BEGIN RECORDS TO PROCESS

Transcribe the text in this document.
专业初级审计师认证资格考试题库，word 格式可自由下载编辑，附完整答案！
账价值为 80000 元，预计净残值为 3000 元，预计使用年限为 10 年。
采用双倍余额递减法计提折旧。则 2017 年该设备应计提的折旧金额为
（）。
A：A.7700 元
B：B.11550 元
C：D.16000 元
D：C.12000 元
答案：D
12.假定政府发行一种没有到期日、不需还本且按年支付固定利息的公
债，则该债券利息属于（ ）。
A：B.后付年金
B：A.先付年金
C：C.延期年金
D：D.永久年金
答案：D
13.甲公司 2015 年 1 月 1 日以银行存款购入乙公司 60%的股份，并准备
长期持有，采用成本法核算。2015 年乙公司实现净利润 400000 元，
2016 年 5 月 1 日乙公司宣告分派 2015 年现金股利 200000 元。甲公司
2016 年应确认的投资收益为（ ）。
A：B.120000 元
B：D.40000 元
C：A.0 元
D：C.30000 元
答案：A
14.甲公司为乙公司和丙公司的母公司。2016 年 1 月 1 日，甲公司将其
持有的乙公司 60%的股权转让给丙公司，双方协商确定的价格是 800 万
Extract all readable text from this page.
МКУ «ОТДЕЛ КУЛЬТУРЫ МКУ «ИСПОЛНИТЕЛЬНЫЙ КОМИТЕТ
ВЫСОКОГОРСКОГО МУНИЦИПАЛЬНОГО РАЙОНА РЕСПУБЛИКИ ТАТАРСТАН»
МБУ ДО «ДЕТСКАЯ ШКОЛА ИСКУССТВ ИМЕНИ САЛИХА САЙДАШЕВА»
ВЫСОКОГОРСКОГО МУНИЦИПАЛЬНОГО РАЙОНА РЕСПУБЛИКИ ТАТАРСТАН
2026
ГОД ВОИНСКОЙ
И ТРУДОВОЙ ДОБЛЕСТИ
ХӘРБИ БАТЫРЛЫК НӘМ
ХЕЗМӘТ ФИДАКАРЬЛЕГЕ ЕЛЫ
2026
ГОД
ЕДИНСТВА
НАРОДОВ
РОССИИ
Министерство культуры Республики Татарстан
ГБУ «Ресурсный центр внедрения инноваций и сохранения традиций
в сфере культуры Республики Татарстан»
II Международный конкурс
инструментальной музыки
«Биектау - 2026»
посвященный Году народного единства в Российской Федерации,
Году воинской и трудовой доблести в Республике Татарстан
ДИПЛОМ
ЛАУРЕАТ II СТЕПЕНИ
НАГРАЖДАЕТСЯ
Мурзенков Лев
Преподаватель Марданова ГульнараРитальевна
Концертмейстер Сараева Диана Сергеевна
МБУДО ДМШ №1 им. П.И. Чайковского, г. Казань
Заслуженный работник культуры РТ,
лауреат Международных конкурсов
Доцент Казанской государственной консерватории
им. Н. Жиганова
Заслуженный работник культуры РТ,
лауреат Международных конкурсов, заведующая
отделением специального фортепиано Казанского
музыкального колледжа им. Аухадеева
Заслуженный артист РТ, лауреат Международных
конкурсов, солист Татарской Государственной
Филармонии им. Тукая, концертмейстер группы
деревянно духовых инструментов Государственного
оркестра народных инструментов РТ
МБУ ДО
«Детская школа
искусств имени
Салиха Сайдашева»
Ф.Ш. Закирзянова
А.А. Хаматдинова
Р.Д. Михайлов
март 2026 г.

END RECORDS TO PROCESS

[EXERCISE GOAL]:
Identify each line in the entries with the word "РАЙОНА" and copy it.

[THE RESPONSE]:
ВЫСОКОГОРСКОГО МУНИЦИПАЛЬНОГО РАЙОНА РЕСПУБЛИКИ ТАТАРСТАН»
ВЫСОКОГОРСКОГО МУНИЦИПАЛЬНОГО РАЙОНА РЕСПУБЛИКИ ТАТАРСТАН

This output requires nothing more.